Dataset rows -
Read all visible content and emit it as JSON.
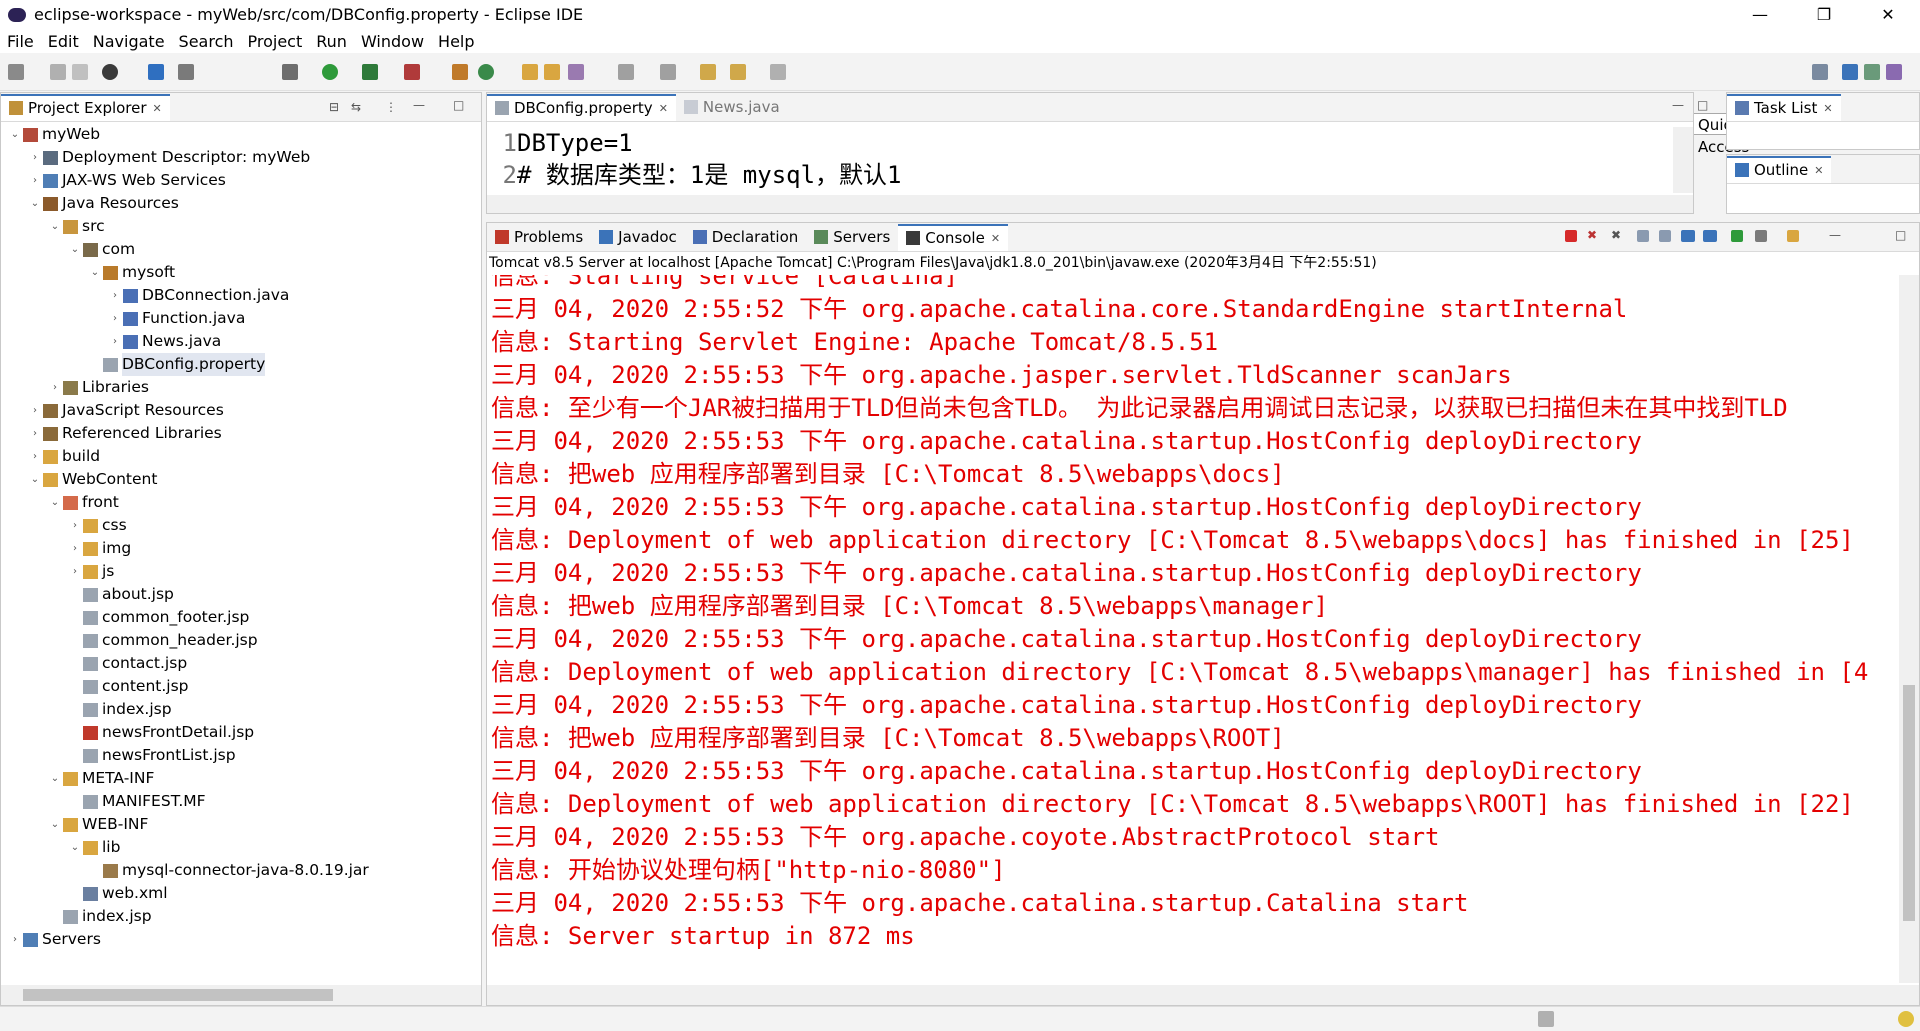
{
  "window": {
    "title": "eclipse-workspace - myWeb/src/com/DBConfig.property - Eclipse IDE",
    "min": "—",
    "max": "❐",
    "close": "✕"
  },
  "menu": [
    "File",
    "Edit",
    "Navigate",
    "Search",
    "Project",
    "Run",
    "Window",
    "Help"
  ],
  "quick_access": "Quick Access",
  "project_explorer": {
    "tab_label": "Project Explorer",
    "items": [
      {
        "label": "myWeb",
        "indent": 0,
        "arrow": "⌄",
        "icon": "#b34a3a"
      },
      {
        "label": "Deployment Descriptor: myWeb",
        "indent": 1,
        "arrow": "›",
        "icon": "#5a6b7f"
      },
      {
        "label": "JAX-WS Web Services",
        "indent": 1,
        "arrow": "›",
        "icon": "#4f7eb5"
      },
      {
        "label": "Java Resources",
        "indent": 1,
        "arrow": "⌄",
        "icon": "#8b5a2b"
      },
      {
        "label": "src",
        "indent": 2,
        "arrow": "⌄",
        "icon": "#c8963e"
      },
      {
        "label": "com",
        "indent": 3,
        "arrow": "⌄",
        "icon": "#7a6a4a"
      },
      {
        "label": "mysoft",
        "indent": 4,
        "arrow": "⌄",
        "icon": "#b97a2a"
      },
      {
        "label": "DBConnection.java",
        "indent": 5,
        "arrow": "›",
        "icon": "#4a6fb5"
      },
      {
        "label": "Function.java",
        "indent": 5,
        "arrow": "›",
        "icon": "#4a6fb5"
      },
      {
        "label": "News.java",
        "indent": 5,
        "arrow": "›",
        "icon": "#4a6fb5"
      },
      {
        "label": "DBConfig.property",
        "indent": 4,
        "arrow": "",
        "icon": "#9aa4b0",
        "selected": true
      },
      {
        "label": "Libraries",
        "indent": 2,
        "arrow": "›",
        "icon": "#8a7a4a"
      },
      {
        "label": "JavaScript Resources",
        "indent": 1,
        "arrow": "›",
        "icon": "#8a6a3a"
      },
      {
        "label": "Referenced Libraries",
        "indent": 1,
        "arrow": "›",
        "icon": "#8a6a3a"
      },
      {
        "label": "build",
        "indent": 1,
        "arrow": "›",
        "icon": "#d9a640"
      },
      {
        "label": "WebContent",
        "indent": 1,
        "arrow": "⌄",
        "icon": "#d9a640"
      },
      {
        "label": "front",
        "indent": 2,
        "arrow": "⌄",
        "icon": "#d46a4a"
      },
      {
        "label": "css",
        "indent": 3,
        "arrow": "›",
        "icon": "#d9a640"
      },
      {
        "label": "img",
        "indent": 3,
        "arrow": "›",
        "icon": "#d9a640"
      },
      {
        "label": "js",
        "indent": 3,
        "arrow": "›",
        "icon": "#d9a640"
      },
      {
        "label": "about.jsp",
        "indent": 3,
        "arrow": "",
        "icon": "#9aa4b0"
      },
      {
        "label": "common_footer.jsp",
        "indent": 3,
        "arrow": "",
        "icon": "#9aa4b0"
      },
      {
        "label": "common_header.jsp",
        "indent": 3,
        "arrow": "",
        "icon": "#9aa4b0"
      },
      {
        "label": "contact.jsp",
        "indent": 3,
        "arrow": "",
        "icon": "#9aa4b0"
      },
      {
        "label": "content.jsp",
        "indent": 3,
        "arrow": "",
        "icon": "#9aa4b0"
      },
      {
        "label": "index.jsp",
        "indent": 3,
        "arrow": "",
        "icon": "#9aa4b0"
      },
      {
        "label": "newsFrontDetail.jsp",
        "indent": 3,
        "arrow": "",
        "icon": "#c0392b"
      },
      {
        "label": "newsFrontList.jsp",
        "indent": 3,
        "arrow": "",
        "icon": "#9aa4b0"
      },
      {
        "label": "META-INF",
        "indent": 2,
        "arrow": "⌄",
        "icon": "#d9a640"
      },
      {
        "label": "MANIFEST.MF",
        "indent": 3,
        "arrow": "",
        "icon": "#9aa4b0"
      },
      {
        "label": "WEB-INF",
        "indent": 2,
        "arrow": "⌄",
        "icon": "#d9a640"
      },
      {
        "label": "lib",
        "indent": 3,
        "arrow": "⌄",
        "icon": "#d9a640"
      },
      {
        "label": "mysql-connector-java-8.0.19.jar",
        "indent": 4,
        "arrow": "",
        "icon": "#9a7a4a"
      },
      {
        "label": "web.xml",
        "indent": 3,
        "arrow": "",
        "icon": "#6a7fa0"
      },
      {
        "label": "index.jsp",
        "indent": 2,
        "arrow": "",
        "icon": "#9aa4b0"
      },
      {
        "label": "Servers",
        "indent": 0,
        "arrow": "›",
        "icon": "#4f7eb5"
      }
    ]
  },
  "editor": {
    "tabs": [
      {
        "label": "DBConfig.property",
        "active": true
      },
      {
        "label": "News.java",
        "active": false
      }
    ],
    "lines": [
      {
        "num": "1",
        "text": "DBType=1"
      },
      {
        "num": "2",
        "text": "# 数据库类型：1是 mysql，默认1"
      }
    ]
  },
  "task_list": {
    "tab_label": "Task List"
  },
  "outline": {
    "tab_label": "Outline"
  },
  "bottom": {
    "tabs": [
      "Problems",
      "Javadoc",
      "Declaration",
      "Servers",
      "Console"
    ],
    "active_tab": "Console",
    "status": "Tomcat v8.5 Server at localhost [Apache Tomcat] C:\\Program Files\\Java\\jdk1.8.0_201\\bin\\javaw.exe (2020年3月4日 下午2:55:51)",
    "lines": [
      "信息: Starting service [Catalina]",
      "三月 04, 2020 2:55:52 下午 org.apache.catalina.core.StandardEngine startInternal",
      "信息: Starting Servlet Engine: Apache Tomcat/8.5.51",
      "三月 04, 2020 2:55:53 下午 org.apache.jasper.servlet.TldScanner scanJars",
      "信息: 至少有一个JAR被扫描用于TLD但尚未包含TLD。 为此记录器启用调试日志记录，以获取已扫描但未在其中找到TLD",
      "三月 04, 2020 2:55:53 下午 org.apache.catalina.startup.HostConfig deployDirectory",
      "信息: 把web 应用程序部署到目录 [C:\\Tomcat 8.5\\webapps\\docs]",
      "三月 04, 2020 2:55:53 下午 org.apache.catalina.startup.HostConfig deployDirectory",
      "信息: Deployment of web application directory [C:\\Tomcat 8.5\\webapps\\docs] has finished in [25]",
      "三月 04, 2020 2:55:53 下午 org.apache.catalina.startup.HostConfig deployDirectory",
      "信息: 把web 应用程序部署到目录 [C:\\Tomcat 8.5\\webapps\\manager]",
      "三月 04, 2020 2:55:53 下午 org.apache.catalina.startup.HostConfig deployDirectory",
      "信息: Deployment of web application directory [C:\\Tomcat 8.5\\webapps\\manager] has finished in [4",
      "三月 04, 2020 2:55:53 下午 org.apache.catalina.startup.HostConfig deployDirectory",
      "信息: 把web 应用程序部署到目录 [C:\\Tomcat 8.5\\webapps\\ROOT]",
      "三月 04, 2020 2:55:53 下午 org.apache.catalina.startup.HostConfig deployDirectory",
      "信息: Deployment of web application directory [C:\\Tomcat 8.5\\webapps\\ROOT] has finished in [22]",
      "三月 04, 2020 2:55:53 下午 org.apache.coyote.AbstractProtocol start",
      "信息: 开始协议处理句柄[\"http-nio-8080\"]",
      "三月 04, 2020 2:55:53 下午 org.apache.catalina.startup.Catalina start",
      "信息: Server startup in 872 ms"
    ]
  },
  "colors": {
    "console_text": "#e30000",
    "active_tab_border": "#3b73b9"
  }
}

Objective - Every line of the data should be copied as it stands, without the images.

Written response -
Read all visible content and emit it as JSON.
{
  "window": {
    "title": "eclipse-workspace - myWeb/src/com/DBConfig.property - Eclipse IDE",
    "min": "—",
    "max": "❐",
    "close": "✕"
  },
  "menu": [
    "File",
    "Edit",
    "Navigate",
    "Search",
    "Project",
    "Run",
    "Window",
    "Help"
  ],
  "quick_access": "Quick Access",
  "project_explorer": {
    "tab_label": "Project Explorer",
    "items": [
      {
        "label": "myWeb",
        "indent": 0,
        "arrow": "⌄",
        "icon": "#b34a3a"
      },
      {
        "label": "Deployment Descriptor: myWeb",
        "indent": 1,
        "arrow": "›",
        "icon": "#5a6b7f"
      },
      {
        "label": "JAX-WS Web Services",
        "indent": 1,
        "arrow": "›",
        "icon": "#4f7eb5"
      },
      {
        "label": "Java Resources",
        "indent": 1,
        "arrow": "⌄",
        "icon": "#8b5a2b"
      },
      {
        "label": "src",
        "indent": 2,
        "arrow": "⌄",
        "icon": "#c8963e"
      },
      {
        "label": "com",
        "indent": 3,
        "arrow": "⌄",
        "icon": "#7a6a4a"
      },
      {
        "label": "mysoft",
        "indent": 4,
        "arrow": "⌄",
        "icon": "#b97a2a"
      },
      {
        "label": "DBConnection.java",
        "indent": 5,
        "arrow": "›",
        "icon": "#4a6fb5"
      },
      {
        "label": "Function.java",
        "indent": 5,
        "arrow": "›",
        "icon": "#4a6fb5"
      },
      {
        "label": "News.java",
        "indent": 5,
        "arrow": "›",
        "icon": "#4a6fb5"
      },
      {
        "label": "DBConfig.property",
        "indent": 4,
        "arrow": "",
        "icon": "#9aa4b0",
        "selected": true
      },
      {
        "label": "Libraries",
        "indent": 2,
        "arrow": "›",
        "icon": "#8a7a4a"
      },
      {
        "label": "JavaScript Resources",
        "indent": 1,
        "arrow": "›",
        "icon": "#8a6a3a"
      },
      {
        "label": "Referenced Libraries",
        "indent": 1,
        "arrow": "›",
        "icon": "#8a6a3a"
      },
      {
        "label": "build",
        "indent": 1,
        "arrow": "›",
        "icon": "#d9a640"
      },
      {
        "label": "WebContent",
        "indent": 1,
        "arrow": "⌄",
        "icon": "#d9a640"
      },
      {
        "label": "front",
        "indent": 2,
        "arrow": "⌄",
        "icon": "#d46a4a"
      },
      {
        "label": "css",
        "indent": 3,
        "arrow": "›",
        "icon": "#d9a640"
      },
      {
        "label": "img",
        "indent": 3,
        "arrow": "›",
        "icon": "#d9a640"
      },
      {
        "label": "js",
        "indent": 3,
        "arrow": "›",
        "icon": "#d9a640"
      },
      {
        "label": "about.jsp",
        "indent": 3,
        "arrow": "",
        "icon": "#9aa4b0"
      },
      {
        "label": "common_footer.jsp",
        "indent": 3,
        "arrow": "",
        "icon": "#9aa4b0"
      },
      {
        "label": "common_header.jsp",
        "indent": 3,
        "arrow": "",
        "icon": "#9aa4b0"
      },
      {
        "label": "contact.jsp",
        "indent": 3,
        "arrow": "",
        "icon": "#9aa4b0"
      },
      {
        "label": "content.jsp",
        "indent": 3,
        "arrow": "",
        "icon": "#9aa4b0"
      },
      {
        "label": "index.jsp",
        "indent": 3,
        "arrow": "",
        "icon": "#9aa4b0"
      },
      {
        "label": "newsFrontDetail.jsp",
        "indent": 3,
        "arrow": "",
        "icon": "#c0392b"
      },
      {
        "label": "newsFrontList.jsp",
        "indent": 3,
        "arrow": "",
        "icon": "#9aa4b0"
      },
      {
        "label": "META-INF",
        "indent": 2,
        "arrow": "⌄",
        "icon": "#d9a640"
      },
      {
        "label": "MANIFEST.MF",
        "indent": 3,
        "arrow": "",
        "icon": "#9aa4b0"
      },
      {
        "label": "WEB-INF",
        "indent": 2,
        "arrow": "⌄",
        "icon": "#d9a640"
      },
      {
        "label": "lib",
        "indent": 3,
        "arrow": "⌄",
        "icon": "#d9a640"
      },
      {
        "label": "mysql-connector-java-8.0.19.jar",
        "indent": 4,
        "arrow": "",
        "icon": "#9a7a4a"
      },
      {
        "label": "web.xml",
        "indent": 3,
        "arrow": "",
        "icon": "#6a7fa0"
      },
      {
        "label": "index.jsp",
        "indent": 2,
        "arrow": "",
        "icon": "#9aa4b0"
      },
      {
        "label": "Servers",
        "indent": 0,
        "arrow": "›",
        "icon": "#4f7eb5"
      }
    ]
  },
  "editor": {
    "tabs": [
      {
        "label": "DBConfig.property",
        "active": true
      },
      {
        "label": "News.java",
        "active": false
      }
    ],
    "lines": [
      {
        "num": "1",
        "text": "DBType=1"
      },
      {
        "num": "2",
        "text": "# 数据库类型：1是 mysql，默认1"
      }
    ]
  },
  "task_list": {
    "tab_label": "Task List"
  },
  "outline": {
    "tab_label": "Outline"
  },
  "bottom": {
    "tabs": [
      "Problems",
      "Javadoc",
      "Declaration",
      "Servers",
      "Console"
    ],
    "active_tab": "Console",
    "status": "Tomcat v8.5 Server at localhost [Apache Tomcat] C:\\Program Files\\Java\\jdk1.8.0_201\\bin\\javaw.exe (2020年3月4日 下午2:55:51)",
    "lines": [
      "信息: Starting service [Catalina]",
      "三月 04, 2020 2:55:52 下午 org.apache.catalina.core.StandardEngine startInternal",
      "信息: Starting Servlet Engine: Apache Tomcat/8.5.51",
      "三月 04, 2020 2:55:53 下午 org.apache.jasper.servlet.TldScanner scanJars",
      "信息: 至少有一个JAR被扫描用于TLD但尚未包含TLD。 为此记录器启用调试日志记录，以获取已扫描但未在其中找到TLD",
      "三月 04, 2020 2:55:53 下午 org.apache.catalina.startup.HostConfig deployDirectory",
      "信息: 把web 应用程序部署到目录 [C:\\Tomcat 8.5\\webapps\\docs]",
      "三月 04, 2020 2:55:53 下午 org.apache.catalina.startup.HostConfig deployDirectory",
      "信息: Deployment of web application directory [C:\\Tomcat 8.5\\webapps\\docs] has finished in [25]",
      "三月 04, 2020 2:55:53 下午 org.apache.catalina.startup.HostConfig deployDirectory",
      "信息: 把web 应用程序部署到目录 [C:\\Tomcat 8.5\\webapps\\manager]",
      "三月 04, 2020 2:55:53 下午 org.apache.catalina.startup.HostConfig deployDirectory",
      "信息: Deployment of web application directory [C:\\Tomcat 8.5\\webapps\\manager] has finished in [4",
      "三月 04, 2020 2:55:53 下午 org.apache.catalina.startup.HostConfig deployDirectory",
      "信息: 把web 应用程序部署到目录 [C:\\Tomcat 8.5\\webapps\\ROOT]",
      "三月 04, 2020 2:55:53 下午 org.apache.catalina.startup.HostConfig deployDirectory",
      "信息: Deployment of web application directory [C:\\Tomcat 8.5\\webapps\\ROOT] has finished in [22]",
      "三月 04, 2020 2:55:53 下午 org.apache.coyote.AbstractProtocol start",
      "信息: 开始协议处理句柄[\"http-nio-8080\"]",
      "三月 04, 2020 2:55:53 下午 org.apache.catalina.startup.Catalina start",
      "信息: Server startup in 872 ms"
    ]
  },
  "colors": {
    "console_text": "#e30000",
    "active_tab_border": "#3b73b9"
  }
}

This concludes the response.